** Start of Data provided **

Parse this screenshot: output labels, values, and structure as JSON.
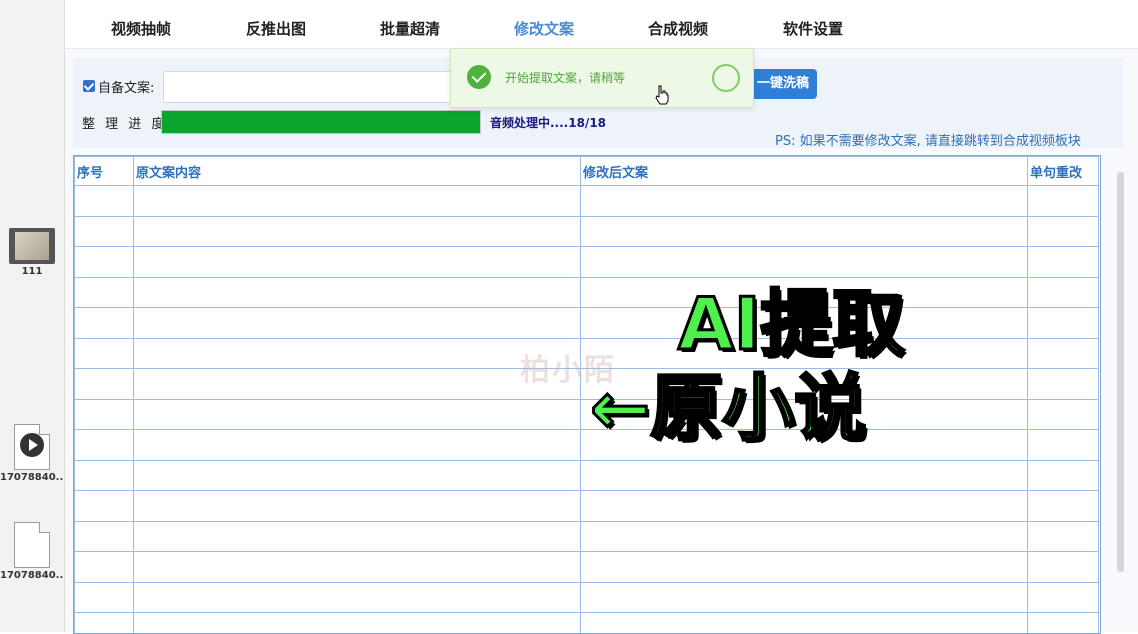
{
  "desktop": {
    "items": [
      {
        "label": "111",
        "icon": "video-file-icon"
      },
      {
        "label": "17078840...",
        "icon": "media-file-icon"
      },
      {
        "label": "17078840...",
        "icon": "document-file-icon"
      }
    ]
  },
  "tabs": [
    {
      "label": "视频抽帧"
    },
    {
      "label": "反推出图"
    },
    {
      "label": "批量超清"
    },
    {
      "label": "修改文案"
    },
    {
      "label": "合成视频"
    },
    {
      "label": "软件设置"
    }
  ],
  "active_tab": "修改文案",
  "form": {
    "checkbox_label": "自备文案:",
    "checkbox_checked": true,
    "copy_input_value": "",
    "wash_button_label": "一键洗稿",
    "progress_label": "整 理 进 度:",
    "progress_value": 1.0,
    "progress_status": "音频处理中....18/18",
    "ps_note": "PS: 如果不需要修改文案, 请直接跳转到合成视频板块"
  },
  "toast": {
    "message": "开始提取文案，请稍等",
    "icon": "success-check-icon"
  },
  "table": {
    "columns": [
      "序号",
      "原文案内容",
      "修改后文案",
      "单句重改"
    ],
    "rows": [
      [
        "",
        "",
        "",
        ""
      ],
      [
        "",
        "",
        "",
        ""
      ],
      [
        "",
        "",
        "",
        ""
      ],
      [
        "",
        "",
        "",
        ""
      ],
      [
        "",
        "",
        "",
        ""
      ],
      [
        "",
        "",
        "",
        ""
      ],
      [
        "",
        "",
        "",
        ""
      ],
      [
        "",
        "",
        "",
        ""
      ],
      [
        "",
        "",
        "",
        ""
      ],
      [
        "",
        "",
        "",
        ""
      ],
      [
        "",
        "",
        "",
        ""
      ],
      [
        "",
        "",
        "",
        ""
      ],
      [
        "",
        "",
        "",
        ""
      ],
      [
        "",
        "",
        "",
        ""
      ],
      [
        "",
        "",
        "",
        ""
      ]
    ]
  },
  "watermark": "柏小陌",
  "overlay": {
    "line1": "AI提取",
    "line2": "←原小说"
  },
  "colors": {
    "accent": "#2f7fd7",
    "active_tab": "#4a8bd4",
    "progress": "#0aa52c",
    "toast_bg": "#eef8e6",
    "overlay_text": "#4df04d"
  }
}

** End of Data provided **

Which lines of the material contain the string "file"? List each of them.

Task output
        "icon": "video-file-icon"
        "icon": "media-file-icon"
        "icon": "document-file-icon"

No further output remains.